== SUPPLIED ENTRIES

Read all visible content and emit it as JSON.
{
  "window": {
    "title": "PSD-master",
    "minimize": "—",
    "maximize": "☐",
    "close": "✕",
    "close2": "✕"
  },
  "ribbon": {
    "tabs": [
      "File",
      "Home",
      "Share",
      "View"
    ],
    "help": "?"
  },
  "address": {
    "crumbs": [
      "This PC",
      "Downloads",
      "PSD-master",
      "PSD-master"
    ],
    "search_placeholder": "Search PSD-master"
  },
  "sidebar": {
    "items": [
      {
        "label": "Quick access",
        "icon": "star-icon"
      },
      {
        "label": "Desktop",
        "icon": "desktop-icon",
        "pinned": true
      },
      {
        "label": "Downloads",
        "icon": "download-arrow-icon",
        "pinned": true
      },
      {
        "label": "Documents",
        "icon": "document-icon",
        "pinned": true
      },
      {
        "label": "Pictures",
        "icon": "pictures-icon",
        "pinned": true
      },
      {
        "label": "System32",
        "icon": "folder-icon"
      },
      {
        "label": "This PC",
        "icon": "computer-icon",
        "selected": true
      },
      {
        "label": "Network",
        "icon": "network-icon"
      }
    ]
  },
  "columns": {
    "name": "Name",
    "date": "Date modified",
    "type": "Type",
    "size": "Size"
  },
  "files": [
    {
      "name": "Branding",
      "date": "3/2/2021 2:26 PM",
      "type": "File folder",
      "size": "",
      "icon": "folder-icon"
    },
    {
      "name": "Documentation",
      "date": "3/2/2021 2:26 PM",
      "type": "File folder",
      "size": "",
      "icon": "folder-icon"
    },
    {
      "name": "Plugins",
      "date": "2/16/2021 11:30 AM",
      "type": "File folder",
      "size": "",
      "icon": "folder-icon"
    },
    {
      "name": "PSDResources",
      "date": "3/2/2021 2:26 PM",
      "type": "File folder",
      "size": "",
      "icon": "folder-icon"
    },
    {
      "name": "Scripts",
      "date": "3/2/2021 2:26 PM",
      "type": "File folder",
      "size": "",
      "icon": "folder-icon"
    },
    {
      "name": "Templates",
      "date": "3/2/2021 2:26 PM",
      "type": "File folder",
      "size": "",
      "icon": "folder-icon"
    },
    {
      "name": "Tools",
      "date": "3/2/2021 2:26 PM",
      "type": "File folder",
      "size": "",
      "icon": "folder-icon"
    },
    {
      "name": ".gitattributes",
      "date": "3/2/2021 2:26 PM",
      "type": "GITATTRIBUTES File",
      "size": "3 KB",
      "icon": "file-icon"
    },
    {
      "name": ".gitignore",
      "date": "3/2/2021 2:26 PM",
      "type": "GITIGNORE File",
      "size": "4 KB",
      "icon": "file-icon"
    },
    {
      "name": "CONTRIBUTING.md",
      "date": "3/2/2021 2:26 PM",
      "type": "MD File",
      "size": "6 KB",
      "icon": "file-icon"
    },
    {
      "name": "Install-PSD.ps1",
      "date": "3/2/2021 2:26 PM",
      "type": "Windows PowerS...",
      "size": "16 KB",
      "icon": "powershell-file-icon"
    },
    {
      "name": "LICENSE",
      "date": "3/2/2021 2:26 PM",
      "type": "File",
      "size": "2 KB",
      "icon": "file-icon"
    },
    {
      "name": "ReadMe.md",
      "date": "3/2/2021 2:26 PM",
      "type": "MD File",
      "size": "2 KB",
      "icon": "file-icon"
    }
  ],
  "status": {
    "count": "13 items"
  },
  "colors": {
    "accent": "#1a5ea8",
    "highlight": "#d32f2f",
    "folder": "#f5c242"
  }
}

====

AIM: Copy all lines of the listing above that contain the string "label".

EXERCISE RESPONSE:
        "label": "Quick access",
        "label": "Desktop",
        "label": "Downloads",
        "label": "Documents",
        "label": "Pictures",
        "label": "System32",
        "label": "This PC",
        "label": "Network",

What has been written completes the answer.